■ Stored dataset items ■

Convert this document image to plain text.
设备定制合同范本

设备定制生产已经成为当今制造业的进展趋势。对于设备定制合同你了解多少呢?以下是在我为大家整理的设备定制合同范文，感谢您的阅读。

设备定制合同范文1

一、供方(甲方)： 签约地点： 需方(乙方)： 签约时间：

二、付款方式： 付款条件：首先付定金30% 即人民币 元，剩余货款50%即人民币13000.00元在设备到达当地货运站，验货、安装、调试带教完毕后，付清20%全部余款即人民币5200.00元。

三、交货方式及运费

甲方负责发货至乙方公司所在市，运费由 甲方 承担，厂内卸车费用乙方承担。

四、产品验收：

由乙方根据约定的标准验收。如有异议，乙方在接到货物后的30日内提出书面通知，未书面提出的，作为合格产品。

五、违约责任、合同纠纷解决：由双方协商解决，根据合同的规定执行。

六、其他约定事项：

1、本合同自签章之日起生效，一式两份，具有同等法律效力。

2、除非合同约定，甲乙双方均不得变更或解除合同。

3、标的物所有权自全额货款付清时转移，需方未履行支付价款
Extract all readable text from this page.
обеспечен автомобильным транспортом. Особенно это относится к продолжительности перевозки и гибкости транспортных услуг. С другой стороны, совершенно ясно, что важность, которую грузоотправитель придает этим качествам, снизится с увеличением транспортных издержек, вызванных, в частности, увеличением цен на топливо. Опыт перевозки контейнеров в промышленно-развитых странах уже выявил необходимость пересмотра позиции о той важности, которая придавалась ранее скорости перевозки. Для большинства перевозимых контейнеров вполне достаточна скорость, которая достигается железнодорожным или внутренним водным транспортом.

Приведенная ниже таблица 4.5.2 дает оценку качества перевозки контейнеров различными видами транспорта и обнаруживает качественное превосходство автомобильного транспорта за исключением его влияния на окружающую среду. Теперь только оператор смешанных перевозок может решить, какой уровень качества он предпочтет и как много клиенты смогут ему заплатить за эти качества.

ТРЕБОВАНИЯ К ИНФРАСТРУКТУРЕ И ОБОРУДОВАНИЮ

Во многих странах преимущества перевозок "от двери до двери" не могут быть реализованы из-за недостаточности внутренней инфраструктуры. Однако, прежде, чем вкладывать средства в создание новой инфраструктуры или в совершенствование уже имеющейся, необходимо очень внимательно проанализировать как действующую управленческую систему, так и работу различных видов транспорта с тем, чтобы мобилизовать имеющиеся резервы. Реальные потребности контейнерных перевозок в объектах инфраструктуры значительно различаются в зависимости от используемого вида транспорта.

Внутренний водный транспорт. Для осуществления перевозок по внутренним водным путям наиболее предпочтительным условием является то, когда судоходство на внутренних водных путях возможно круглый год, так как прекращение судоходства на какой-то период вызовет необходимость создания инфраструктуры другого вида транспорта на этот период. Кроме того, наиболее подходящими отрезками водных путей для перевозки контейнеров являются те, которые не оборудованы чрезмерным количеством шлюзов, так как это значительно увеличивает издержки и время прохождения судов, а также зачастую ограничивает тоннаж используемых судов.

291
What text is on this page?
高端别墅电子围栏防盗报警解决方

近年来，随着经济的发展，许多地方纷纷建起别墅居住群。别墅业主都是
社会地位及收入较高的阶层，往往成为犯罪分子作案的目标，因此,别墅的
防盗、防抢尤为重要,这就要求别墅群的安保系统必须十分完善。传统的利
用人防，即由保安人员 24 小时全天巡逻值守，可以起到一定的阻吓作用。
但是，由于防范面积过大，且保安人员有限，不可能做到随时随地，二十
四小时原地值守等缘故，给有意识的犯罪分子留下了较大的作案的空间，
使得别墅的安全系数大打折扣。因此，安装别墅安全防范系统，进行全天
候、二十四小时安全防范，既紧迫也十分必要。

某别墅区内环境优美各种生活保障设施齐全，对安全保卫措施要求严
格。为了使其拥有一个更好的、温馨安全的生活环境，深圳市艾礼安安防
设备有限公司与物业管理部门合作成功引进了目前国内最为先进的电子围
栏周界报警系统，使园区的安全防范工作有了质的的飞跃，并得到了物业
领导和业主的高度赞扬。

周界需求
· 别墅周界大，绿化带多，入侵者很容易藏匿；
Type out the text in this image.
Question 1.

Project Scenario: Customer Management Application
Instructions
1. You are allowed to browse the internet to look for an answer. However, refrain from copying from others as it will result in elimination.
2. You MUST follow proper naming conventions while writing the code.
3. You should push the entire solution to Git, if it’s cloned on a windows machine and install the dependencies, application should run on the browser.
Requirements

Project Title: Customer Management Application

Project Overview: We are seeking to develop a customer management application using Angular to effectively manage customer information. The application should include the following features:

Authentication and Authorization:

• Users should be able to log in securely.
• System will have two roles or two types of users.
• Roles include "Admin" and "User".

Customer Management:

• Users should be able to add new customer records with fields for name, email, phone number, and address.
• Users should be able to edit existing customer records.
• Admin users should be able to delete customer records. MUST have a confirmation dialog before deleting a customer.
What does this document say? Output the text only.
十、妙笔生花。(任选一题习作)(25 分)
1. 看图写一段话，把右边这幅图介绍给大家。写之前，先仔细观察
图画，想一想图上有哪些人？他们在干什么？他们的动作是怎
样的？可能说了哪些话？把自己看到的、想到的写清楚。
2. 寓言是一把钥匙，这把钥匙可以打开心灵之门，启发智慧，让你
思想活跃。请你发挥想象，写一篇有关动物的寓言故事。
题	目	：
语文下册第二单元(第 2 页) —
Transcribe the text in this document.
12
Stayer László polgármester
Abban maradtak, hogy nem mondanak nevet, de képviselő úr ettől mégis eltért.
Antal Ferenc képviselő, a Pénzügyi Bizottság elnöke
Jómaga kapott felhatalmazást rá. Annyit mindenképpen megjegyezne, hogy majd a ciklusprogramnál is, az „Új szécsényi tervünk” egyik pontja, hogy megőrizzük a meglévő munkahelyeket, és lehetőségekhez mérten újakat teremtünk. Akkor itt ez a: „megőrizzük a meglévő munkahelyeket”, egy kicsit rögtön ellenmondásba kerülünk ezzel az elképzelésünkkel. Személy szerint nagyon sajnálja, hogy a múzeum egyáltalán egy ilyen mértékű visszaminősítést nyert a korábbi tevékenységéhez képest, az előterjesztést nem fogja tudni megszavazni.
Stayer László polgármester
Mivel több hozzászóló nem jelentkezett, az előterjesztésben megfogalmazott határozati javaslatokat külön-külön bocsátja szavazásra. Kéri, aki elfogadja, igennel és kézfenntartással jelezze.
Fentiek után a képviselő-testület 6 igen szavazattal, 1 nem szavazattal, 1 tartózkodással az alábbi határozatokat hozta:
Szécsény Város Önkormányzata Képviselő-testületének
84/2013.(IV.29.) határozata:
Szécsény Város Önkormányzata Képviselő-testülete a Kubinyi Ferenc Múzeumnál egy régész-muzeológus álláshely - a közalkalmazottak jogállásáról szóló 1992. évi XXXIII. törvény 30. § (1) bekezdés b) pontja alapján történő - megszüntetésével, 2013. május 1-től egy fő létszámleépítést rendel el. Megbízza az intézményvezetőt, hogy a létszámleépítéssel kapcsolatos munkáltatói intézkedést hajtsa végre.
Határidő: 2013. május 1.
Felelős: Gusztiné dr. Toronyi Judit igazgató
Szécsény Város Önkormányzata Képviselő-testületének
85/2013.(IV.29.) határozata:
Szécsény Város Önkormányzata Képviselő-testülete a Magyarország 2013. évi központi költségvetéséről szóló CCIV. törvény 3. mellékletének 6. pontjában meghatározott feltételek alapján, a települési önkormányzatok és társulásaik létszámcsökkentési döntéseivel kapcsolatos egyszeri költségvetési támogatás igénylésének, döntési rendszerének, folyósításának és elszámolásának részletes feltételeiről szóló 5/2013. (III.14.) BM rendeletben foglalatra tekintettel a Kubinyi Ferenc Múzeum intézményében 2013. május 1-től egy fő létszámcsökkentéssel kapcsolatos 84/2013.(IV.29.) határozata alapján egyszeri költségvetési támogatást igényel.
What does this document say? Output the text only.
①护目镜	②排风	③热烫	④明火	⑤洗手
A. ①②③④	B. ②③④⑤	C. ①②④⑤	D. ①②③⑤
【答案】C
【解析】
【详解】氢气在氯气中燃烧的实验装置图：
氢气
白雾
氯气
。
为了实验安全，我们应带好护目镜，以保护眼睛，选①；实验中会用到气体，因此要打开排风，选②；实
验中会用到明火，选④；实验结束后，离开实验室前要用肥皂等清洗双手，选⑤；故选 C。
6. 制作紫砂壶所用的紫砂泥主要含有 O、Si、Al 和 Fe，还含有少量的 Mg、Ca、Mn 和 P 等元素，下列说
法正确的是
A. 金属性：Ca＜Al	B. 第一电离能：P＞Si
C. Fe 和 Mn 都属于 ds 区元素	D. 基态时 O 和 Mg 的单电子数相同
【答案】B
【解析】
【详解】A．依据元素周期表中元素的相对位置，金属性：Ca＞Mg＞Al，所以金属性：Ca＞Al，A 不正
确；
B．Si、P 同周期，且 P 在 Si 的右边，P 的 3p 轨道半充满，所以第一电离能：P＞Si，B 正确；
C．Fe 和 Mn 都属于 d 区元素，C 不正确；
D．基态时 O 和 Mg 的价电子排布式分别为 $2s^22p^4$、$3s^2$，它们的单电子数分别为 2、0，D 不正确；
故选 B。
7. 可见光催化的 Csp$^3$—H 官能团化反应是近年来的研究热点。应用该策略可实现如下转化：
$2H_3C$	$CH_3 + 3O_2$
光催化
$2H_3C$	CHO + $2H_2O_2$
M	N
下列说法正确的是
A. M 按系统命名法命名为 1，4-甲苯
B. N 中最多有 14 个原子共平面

■ What to do ■
Tally up the lines with the word "text" in them, and answer with that number by itself.

■ Solution ■
7